EXTRACT:
--

Poet, performer and pretty cheeky' according to one fan, Patti Smith gave an enthusiastic, sell-out crowd at Ulverston's Coronation Hall an intimate insight into the last four decades of rock in this first official electric night' of the European tour of her new rock tribute CD 'twelve'.

Dressed in high boots, a long white shirt and a dark jacket, Smith danced, stomped and dropped to her knees on the faded Persian rugs laid out on the stage as she told stories, sang ballads and retreated to her rock roots.

Weaving tales of her visit earlier that day to Wordsworth's Dove Cottage, with real and imagined encounters with its inhabitants, Patti Smith demonstrated both her talent as a wordsmith and her prowess as a performer. Her vocal interpretation of each song became the focal point of a performance, a vocal documentary of the last four decades of rock.

At times her clarinet was slung recklessly over her shoulder, seemingly abandoned, only to be suddenly cradled between her lips producing delicate sounds, as she took us through some carefully selected songs from 'twelve'.

Her musical tour included Jimi Hendrix's Are You Experienced?, which she originally recorded live at Electric Lady Studios, where she met Jimi Hendrix briefly on the steps in 1970, to George Harrison's Within You Without You, which she describes in the CD's booklet as a musical landscape both strange and spiritually stimulating', an apt description for both her concert and the album.

Fans were treated to such rock greats as The Rolling Stone's Gimme Shelter, Changing of the Guard by Bob Dylan and White Rabbit by Jefferson Airplane. She performed favourites from the era that helped shape her still-strong music persona. Patti added in Because the Night, which she co-authored with Bruce Springsteen, just another superb collaboration during this colourful career.

--

DATA EXTRACT:
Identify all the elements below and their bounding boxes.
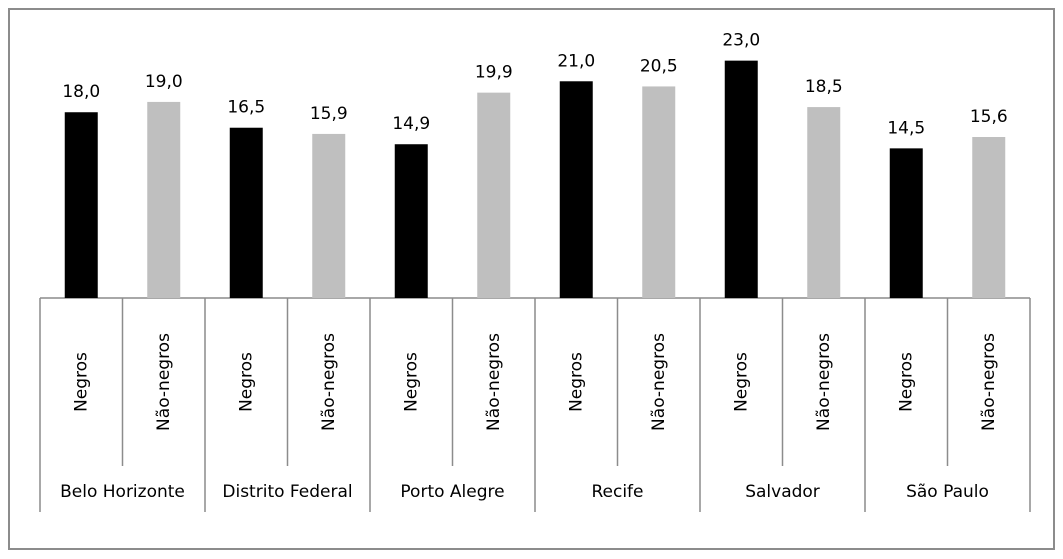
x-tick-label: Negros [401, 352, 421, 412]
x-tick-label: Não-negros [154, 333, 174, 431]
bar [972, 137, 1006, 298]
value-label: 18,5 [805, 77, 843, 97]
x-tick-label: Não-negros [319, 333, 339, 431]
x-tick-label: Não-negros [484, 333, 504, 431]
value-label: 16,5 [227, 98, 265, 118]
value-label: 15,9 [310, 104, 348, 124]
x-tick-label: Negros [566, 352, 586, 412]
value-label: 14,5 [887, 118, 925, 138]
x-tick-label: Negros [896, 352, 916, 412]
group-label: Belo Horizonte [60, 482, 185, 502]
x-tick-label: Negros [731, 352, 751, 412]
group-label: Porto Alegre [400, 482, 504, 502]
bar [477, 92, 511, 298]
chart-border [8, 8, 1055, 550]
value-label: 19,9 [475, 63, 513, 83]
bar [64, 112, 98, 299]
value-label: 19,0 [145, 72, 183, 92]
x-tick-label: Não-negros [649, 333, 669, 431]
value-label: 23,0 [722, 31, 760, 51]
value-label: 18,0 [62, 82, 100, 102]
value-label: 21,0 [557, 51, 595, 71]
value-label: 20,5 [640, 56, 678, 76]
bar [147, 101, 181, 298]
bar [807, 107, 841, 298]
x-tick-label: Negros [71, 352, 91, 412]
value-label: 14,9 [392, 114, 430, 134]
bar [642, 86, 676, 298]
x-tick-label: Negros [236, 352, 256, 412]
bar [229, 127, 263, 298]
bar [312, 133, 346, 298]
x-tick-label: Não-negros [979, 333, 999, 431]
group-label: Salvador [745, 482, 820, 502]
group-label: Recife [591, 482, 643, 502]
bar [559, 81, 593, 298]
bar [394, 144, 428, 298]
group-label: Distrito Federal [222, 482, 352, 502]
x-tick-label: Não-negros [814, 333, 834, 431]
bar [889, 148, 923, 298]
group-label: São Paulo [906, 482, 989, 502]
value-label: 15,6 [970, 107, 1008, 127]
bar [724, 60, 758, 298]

--

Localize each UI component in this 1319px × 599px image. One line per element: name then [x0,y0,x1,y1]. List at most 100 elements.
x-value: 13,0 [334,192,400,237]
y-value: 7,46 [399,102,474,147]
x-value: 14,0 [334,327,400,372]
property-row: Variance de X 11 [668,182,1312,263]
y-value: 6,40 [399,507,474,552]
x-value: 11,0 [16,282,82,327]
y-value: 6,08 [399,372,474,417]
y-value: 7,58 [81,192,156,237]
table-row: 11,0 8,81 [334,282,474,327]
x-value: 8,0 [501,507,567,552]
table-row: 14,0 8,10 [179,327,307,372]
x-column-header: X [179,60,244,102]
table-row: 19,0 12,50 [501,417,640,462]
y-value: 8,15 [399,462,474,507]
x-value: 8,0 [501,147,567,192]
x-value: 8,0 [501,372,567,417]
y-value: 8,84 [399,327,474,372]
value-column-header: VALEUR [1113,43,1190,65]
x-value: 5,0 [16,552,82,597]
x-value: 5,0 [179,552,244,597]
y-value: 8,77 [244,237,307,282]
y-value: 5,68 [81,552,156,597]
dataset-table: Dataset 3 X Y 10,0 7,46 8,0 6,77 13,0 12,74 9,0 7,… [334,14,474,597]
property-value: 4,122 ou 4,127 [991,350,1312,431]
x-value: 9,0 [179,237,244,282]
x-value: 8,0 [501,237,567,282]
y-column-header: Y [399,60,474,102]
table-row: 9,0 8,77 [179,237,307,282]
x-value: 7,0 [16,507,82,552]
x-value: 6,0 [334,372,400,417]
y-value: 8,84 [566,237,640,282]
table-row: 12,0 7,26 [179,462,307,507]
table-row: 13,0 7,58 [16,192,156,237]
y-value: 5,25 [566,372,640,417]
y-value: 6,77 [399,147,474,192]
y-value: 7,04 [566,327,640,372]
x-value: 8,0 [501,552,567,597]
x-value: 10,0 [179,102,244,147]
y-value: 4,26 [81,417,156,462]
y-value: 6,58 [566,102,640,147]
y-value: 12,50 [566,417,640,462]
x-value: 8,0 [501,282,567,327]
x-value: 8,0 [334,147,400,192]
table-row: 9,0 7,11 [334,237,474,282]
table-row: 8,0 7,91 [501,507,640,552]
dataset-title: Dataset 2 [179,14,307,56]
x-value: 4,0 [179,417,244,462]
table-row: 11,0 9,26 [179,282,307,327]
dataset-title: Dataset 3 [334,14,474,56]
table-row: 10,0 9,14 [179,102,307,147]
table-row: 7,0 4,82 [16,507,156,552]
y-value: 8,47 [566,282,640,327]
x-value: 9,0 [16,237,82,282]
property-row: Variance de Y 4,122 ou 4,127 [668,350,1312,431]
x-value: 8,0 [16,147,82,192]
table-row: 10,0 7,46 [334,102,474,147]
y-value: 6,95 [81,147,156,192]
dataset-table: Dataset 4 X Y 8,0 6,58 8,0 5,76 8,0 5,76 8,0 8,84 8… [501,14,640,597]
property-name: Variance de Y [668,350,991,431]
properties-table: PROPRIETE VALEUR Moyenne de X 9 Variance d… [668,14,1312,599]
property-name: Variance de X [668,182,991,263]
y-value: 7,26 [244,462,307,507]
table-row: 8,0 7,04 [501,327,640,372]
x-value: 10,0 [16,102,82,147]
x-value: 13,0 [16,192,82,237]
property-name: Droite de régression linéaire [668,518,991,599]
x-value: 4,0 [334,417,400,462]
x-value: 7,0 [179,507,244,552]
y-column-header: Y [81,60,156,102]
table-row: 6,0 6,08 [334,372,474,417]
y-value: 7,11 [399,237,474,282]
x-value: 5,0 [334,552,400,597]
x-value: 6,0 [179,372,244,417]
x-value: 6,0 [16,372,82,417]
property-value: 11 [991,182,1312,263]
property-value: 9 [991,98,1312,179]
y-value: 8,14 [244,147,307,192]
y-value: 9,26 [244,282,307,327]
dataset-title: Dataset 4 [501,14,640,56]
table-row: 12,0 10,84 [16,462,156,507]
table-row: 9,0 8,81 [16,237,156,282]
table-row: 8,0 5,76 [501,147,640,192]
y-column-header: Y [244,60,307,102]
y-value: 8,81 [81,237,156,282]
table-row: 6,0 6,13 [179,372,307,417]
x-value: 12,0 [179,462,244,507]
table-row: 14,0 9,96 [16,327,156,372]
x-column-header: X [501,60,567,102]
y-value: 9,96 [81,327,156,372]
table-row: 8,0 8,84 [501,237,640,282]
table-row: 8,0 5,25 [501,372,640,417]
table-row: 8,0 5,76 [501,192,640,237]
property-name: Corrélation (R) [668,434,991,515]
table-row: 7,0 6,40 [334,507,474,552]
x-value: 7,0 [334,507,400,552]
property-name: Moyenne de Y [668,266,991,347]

--

WHAT YOU WILL DO: Quote the passage of the concert review starting with "Dressed in high" and going on through "songs from 'twelve'.", word for word.

REPLY TO THE EXERCISE:
Dressed in high boots, a long white shirt and a dark jacket, Smith danced, stomped and dropped to her knees on the faded Persian rugs laid out on the stage as she told stories, sang ballads and retreated to her rock roots.

Weaving tales of her visit earlier that day to Wordsworth's Dove Cottage, with real and imagined encounters with its inhabitants, Patti Smith demonstrated both her talent as a wordsmith and her prowess as a performer. Her vocal interpretation of each song became the focal point of a performance, a vocal documentary of the last four decades of rock.

At times her clarinet was slung recklessly over her shoulder, seemingly abandoned, only to be suddenly cradled between her lips producing delicate sounds, as she took us through some carefully selected songs from 'twelve'.